Exercices et tâches —
1. Recopiez sans modification le passage de l'article sur Paris Photo 2025 qui commence à « Pour son édition » et s'achève à « Hangar Gallery (M03) ».
2. D'après l'article sur Paris Photo 2025, quel nom Sylvie Bonnot donne-t-elle au procédé qu'elle a inventé ?

Texte fourni —
%%

Pour son édition 2025, la foire internationale Paris Photo transforme une nouvelle fois le Grand Palais en boulevard incontournable du 8e art. Jusqu’au 16 novembre, 178 galeries venant du monde entier y prennent leurs quartiers pour présenter artistes émergent·es ou établi·es. Afin de naviguer de manière sereine sous le dôme lumineux de cette institution parisienne, la rédaction de Fisheye vous propose de découvrir ses coups de cœur.
Sylvie Bonnot – Hangar Gallery (M03)
Du haut du secteur Émergence, Le Royaume des moustiques de Sylvie Bonnot trône fièrement. Sur l’un des murs, nous découvrons « Berceau de Moïse », qui représente un épiphyte, à savoir une plante non-parasite qui se fixe à un autre organisme. La fleur de celle-ci, appelée « reine de la nuit », a la particularité de ne s’ouvrir que les soirs de pleine lune. Cet univers singulier, constitué d’œuvres uniques et inédites, de grands et plus petits formats, se distingue également par ses jeux de matière. Ils résultent d’un procédé délicat, inventé par l’artiste : la mue. « Il consiste en un soulèvement et un drapé cristallisé de la membrane argentique de mes tirages, explique-t-elle. Il me permet d’augmenter la dimension organique de la photographie. Et, ici, d’enchevêtrer les images sous forme de diptyques, puisque c’est la façon qui m’a paru la plus juste pour appréhender les relations complexes de ce territoire équatorial. » De fait, après avoir porté son regard sur le milieu forestier avec L’Arbre-machine (éd. Loco, 2024), elle s’intéresse désormais aux communautés hmongs et cotticas, « qui ont été déplacées par les mouvements et les soubresauts de l’histoire ». « Tous les récits qui sont convoqués par la série évoquent le partage des ressources entre les règnes – animal, végétal, humain – qui se jouent en lisière d’Amazonie, de forêt amazonienne », poursuit-elle.
Apolline Coëffet



L’Association photographique des étudiants de tout le Japon – MEM (C30)

%%

Données fournies —
%%

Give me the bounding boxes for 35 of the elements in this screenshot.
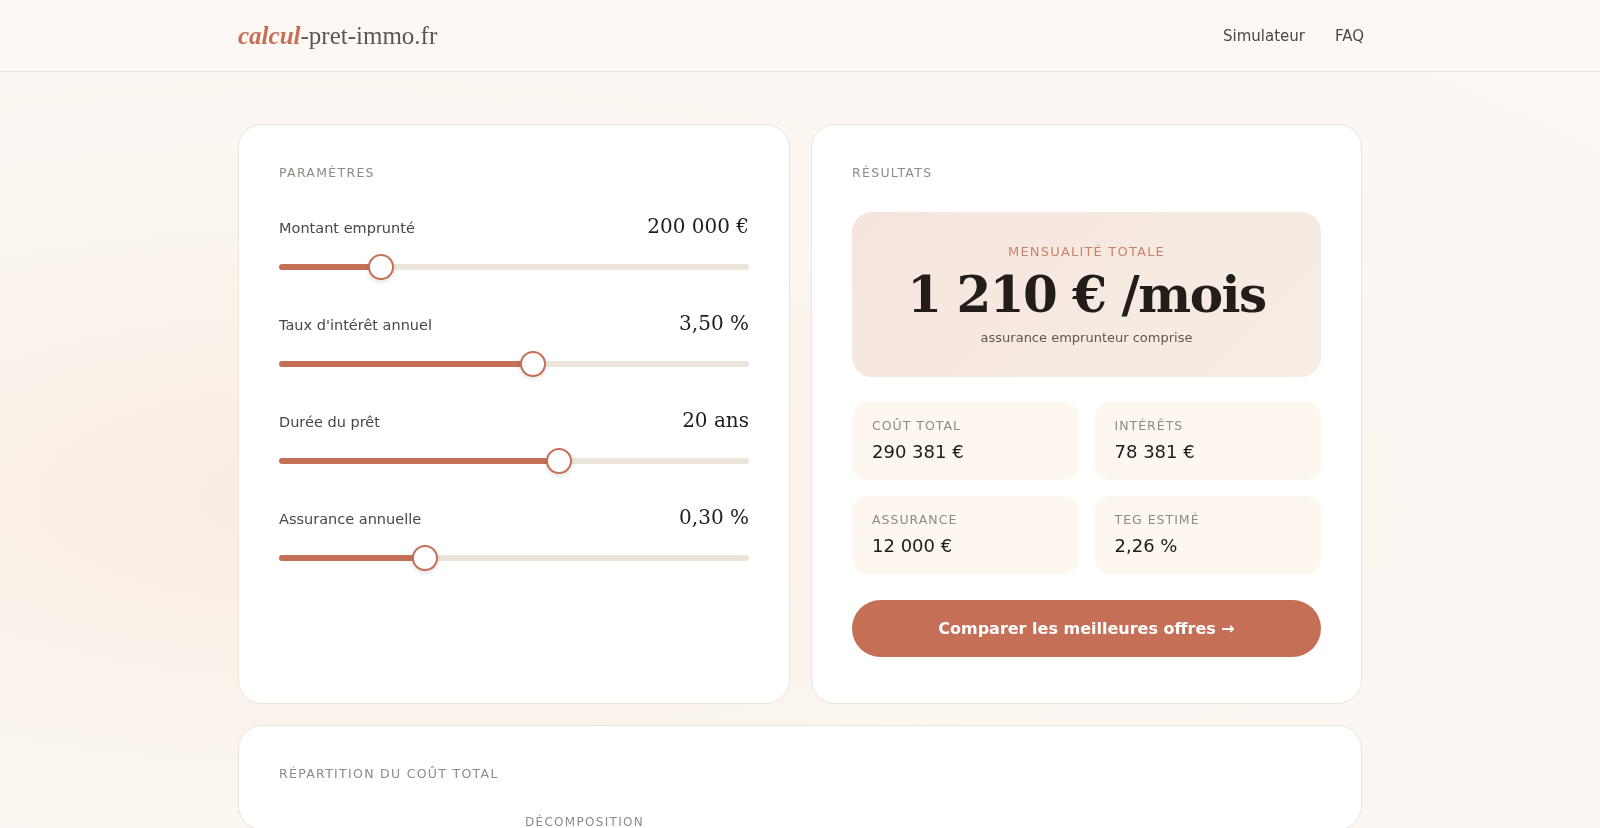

%%

Résultats des exercices —
1.
Pour son édition 2025, la foire internationale Paris Photo transforme une nouvelle fois le Grand Palais en boulevard incontournable du 8e art. Jusqu’au 16 novembre, 178 galeries venant du monde entier y prennent leurs quartiers pour présenter artistes émergent·es ou établi·es. Afin de naviguer de manière sereine sous le dôme lumineux de cette institution parisienne, la rédaction de Fisheye vous propose de découvrir ses coups de cœur.
Sylvie Bonnot – Hangar Gallery (M03)

2. La mue.